» AIM
Write out each line beneath this one exactly as it reads.

[Entries with figure data]
--- begin ---

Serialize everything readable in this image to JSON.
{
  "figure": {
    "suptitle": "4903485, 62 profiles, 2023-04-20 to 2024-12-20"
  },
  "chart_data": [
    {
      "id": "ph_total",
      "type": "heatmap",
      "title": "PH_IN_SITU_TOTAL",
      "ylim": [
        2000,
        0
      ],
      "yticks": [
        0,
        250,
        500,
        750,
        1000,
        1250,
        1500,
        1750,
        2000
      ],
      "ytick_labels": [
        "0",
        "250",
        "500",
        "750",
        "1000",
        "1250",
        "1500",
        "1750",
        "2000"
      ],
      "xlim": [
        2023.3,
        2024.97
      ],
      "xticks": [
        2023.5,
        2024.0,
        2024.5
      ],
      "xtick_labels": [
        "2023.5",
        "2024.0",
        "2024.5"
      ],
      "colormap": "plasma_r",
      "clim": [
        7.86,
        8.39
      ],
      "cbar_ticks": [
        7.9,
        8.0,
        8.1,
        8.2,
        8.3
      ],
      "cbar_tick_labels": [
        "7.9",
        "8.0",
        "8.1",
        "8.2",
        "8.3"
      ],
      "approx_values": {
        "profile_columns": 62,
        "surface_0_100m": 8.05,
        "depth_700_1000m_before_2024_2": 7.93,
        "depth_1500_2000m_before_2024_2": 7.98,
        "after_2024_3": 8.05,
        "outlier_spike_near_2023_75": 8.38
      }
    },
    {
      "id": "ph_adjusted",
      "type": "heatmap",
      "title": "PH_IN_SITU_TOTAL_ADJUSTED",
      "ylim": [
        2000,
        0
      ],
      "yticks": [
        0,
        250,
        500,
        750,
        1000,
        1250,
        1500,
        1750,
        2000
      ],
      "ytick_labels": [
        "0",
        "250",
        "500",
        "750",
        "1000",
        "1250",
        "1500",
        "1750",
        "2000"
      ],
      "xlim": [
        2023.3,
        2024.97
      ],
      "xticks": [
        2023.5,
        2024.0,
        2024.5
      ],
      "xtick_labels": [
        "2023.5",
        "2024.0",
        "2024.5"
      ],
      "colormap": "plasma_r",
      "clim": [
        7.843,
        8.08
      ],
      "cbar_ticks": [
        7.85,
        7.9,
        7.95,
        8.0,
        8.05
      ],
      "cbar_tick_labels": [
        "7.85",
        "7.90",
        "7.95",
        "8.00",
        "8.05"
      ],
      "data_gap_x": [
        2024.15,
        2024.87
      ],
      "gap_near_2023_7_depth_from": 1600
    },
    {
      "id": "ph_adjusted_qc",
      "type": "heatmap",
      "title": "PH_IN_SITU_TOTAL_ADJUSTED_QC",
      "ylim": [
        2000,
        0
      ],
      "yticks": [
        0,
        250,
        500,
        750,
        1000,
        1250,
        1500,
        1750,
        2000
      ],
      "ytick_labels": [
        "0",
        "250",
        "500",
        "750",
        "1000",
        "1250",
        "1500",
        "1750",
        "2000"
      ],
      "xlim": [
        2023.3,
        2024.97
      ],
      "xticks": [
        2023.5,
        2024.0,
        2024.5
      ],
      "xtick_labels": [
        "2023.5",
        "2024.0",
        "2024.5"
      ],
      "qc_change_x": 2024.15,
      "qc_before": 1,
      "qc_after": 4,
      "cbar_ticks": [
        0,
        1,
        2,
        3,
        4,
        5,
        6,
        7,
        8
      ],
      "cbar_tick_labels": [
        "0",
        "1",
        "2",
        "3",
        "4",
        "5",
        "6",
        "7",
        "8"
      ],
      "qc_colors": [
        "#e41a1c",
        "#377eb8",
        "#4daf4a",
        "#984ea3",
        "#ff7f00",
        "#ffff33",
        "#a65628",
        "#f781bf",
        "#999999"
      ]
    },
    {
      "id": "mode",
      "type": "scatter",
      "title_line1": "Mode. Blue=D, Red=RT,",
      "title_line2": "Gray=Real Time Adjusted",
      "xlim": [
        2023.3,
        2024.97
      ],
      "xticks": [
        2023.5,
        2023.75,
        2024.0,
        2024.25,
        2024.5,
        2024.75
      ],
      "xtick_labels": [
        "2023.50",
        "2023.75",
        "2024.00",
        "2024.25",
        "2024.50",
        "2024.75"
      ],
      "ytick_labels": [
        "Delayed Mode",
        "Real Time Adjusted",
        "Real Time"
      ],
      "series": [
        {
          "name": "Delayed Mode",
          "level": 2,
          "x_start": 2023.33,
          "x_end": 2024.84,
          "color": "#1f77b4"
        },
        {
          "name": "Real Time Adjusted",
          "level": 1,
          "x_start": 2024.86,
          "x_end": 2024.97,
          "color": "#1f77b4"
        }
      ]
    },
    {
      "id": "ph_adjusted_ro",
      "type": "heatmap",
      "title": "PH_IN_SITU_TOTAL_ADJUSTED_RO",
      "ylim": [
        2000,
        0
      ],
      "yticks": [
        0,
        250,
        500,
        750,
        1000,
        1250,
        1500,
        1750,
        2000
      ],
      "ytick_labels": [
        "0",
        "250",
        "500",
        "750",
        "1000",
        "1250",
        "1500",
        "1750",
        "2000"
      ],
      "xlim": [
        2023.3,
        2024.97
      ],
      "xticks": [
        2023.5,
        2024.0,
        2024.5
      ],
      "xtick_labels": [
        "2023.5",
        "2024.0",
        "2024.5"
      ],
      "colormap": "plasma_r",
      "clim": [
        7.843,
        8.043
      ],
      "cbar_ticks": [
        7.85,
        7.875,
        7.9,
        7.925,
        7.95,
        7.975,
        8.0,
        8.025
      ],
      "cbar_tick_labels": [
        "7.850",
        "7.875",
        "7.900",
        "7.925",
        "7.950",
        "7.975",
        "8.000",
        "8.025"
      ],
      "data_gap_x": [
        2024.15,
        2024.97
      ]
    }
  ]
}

--- end ---

» TASK ANSWER
Serialize everything readable in this image to JSON.
{
  "figure": {
    "suptitle": "4903485, 62 profiles, 2023-04-20 to 2024-12-20"
  },
  "chart_data": [
    {
      "id": "ph_total",
      "type": "heatmap",
      "title": "PH_IN_SITU_TOTAL",
      "ylim": [
        2000,
        0
      ],
      "yticks": [
        0,
        250,
        500,
        750,
        1000,
        1250,
        1500,
        1750,
        2000
      ],
      "ytick_labels": [
        "0",
        "250",
        "500",
        "750",
        "1000",
        "1250",
        "1500",
        "1750",
        "2000"
      ],
      "xlim": [
        2023.3,
        2024.97
      ],
      "xticks": [
        2023.5,
        2024.0,
        2024.5
      ],
      "xtick_labels": [
        "2023.5",
        "2024.0",
        "2024.5"
      ],
      "colormap": "plasma_r",
      "clim": [
        7.86,
        8.39
      ],
      "cbar_ticks": [
        7.9,
        8.0,
        8.1,
        8.2,
        8.3
      ],
      "cbar_tick_labels": [
        "7.9",
        "8.0",
        "8.1",
        "8.2",
        "8.3"
      ],
      "approx_values": {
        "profile_columns": 62,
        "surface_0_100m": 8.05,
        "depth_700_1000m_before_2024_2": 7.93,
        "depth_1500_2000m_before_2024_2": 7.98,
        "after_2024_3": 8.05,
        "outlier_spike_near_2023_75": 8.38
      }
    },
    {
      "id": "ph_adjusted",
      "type": "heatmap",
      "title": "PH_IN_SITU_TOTAL_ADJUSTED",
      "ylim": [
        2000,
        0
      ],
      "yticks": [
        0,
        250,
        500,
        750,
        1000,
        1250,
        1500,
        1750,
        2000
      ],
      "ytick_labels": [
        "0",
        "250",
        "500",
        "750",
        "1000",
        "1250",
        "1500",
        "1750",
        "2000"
      ],
      "xlim": [
        2023.3,
        2024.97
      ],
      "xticks": [
        2023.5,
        2024.0,
        2024.5
      ],
      "xtick_labels": [
        "2023.5",
        "2024.0",
        "2024.5"
      ],
      "colormap": "plasma_r",
      "clim": [
        7.843,
        8.08
      ],
      "cbar_ticks": [
        7.85,
        7.9,
        7.95,
        8.0,
        8.05
      ],
      "cbar_tick_labels": [
        "7.85",
        "7.90",
        "7.95",
        "8.00",
        "8.05"
      ],
      "data_gap_x": [
        2024.15,
        2024.87
      ],
      "gap_near_2023_7_depth_from": 1600
    },
    {
      "id": "ph_adjusted_qc",
      "type": "heatmap",
      "title": "PH_IN_SITU_TOTAL_ADJUSTED_QC",
      "ylim": [
        2000,
        0
      ],
      "yticks": [
        0,
        250,
        500,
        750,
        1000,
        1250,
        1500,
        1750,
        2000
      ],
      "ytick_labels": [
        "0",
        "250",
        "500",
        "750",
        "1000",
        "1250",
        "1500",
        "1750",
        "2000"
      ],
      "xlim": [
        2023.3,
        2024.97
      ],
      "xticks": [
        2023.5,
        2024.0,
        2024.5
      ],
      "xtick_labels": [
        "2023.5",
        "2024.0",
        "2024.5"
      ],
      "qc_change_x": 2024.15,
      "qc_before": 1,
      "qc_after": 4,
      "cbar_ticks": [
        0,
        1,
        2,
        3,
        4,
        5,
        6,
        7,
        8
      ],
      "cbar_tick_labels": [
        "0",
        "1",
        "2",
        "3",
        "4",
        "5",
        "6",
        "7",
        "8"
      ],
      "qc_colors": [
        "#e41a1c",
        "#377eb8",
        "#4daf4a",
        "#984ea3",
        "#ff7f00",
        "#ffff33",
        "#a65628",
        "#f781bf",
        "#999999"
      ]
    },
    {
      "id": "mode",
      "type": "scatter",
      "title_line1": "Mode. Blue=D, Red=RT,",
      "title_line2": "Gray=Real Time Adjusted",
      "xlim": [
        2023.3,
        2024.97
      ],
      "xticks": [
        2023.5,
        2023.75,
        2024.0,
        2024.25,
        2024.5,
        2024.75
      ],
      "xtick_labels": [
        "2023.50",
        "2023.75",
        "2024.00",
        "2024.25",
        "2024.50",
        "2024.75"
      ],
      "ytick_labels": [
        "Delayed Mode",
        "Real Time Adjusted",
        "Real Time"
      ],
      "series": [
        {
          "name": "Delayed Mode",
          "level": 2,
          "x_start": 2023.33,
          "x_end": 2024.84,
          "color": "#1f77b4"
        },
        {
          "name": "Real Time Adjusted",
          "level": 1,
          "x_start": 2024.86,
          "x_end": 2024.97,
          "color": "#1f77b4"
        }
      ]
    },
    {
      "id": "ph_adjusted_ro",
      "type": "heatmap",
      "title": "PH_IN_SITU_TOTAL_ADJUSTED_RO",
      "ylim": [
        2000,
        0
      ],
      "yticks": [
        0,
        250,
        500,
        750,
        1000,
        1250,
        1500,
        1750,
        2000
      ],
      "ytick_labels": [
        "0",
        "250",
        "500",
        "750",
        "1000",
        "1250",
        "1500",
        "1750",
        "2000"
      ],
      "xlim": [
        2023.3,
        2024.97
      ],
      "xticks": [
        2023.5,
        2024.0,
        2024.5
      ],
      "xtick_labels": [
        "2023.5",
        "2024.0",
        "2024.5"
      ],
      "colormap": "plasma_r",
      "clim": [
        7.843,
        8.043
      ],
      "cbar_ticks": [
        7.85,
        7.875,
        7.9,
        7.925,
        7.95,
        7.975,
        8.0,
        8.025
      ],
      "cbar_tick_labels": [
        "7.850",
        "7.875",
        "7.900",
        "7.925",
        "7.950",
        "7.975",
        "8.000",
        "8.025"
      ],
      "data_gap_x": [
        2024.15,
        2024.97
      ]
    }
  ]
}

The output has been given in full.